— Given problem —
Set down each record below precisely, skipping the pictures.

━━━ Supplied information ━━━

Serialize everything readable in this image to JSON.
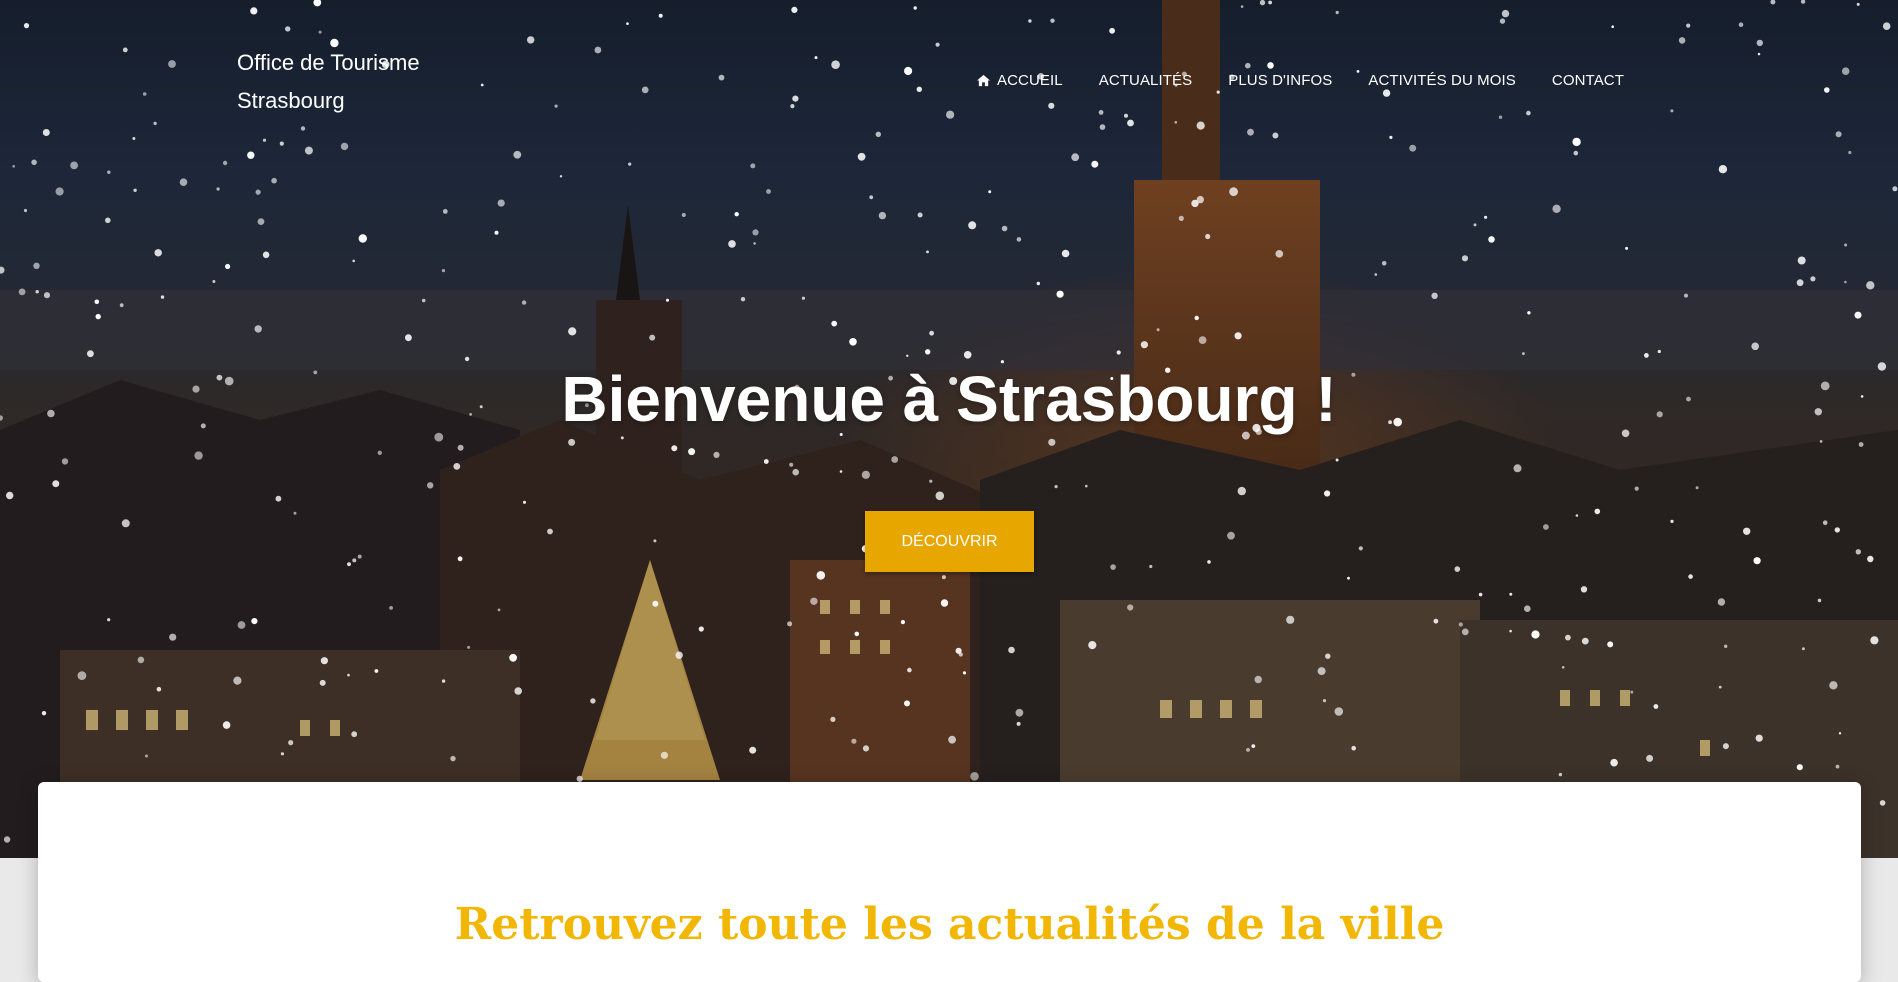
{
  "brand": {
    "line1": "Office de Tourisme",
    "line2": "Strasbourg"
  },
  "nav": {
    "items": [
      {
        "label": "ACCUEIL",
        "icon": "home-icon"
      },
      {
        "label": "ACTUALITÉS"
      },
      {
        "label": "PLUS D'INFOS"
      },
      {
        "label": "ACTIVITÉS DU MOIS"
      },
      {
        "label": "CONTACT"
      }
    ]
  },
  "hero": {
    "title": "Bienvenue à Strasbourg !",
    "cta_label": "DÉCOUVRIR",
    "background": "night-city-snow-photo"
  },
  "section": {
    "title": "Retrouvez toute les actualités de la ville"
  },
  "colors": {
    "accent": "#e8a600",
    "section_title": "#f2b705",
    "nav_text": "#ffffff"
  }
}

━━━

— Answer below —
Serialize everything readable in this image to JSON.
{
  "brand": {
    "line1": "Office de Tourisme",
    "line2": "Strasbourg"
  },
  "nav": {
    "items": [
      {
        "label": "ACCUEIL",
        "icon": "home-icon"
      },
      {
        "label": "ACTUALITÉS"
      },
      {
        "label": "PLUS D'INFOS"
      },
      {
        "label": "ACTIVITÉS DU MOIS"
      },
      {
        "label": "CONTACT"
      }
    ]
  },
  "hero": {
    "title": "Bienvenue à Strasbourg !",
    "cta_label": "DÉCOUVRIR",
    "background": "night-city-snow-photo"
  },
  "section": {
    "title": "Retrouvez toute les actualités de la ville"
  },
  "colors": {
    "accent": "#e8a600",
    "section_title": "#f2b705",
    "nav_text": "#ffffff"
  }
}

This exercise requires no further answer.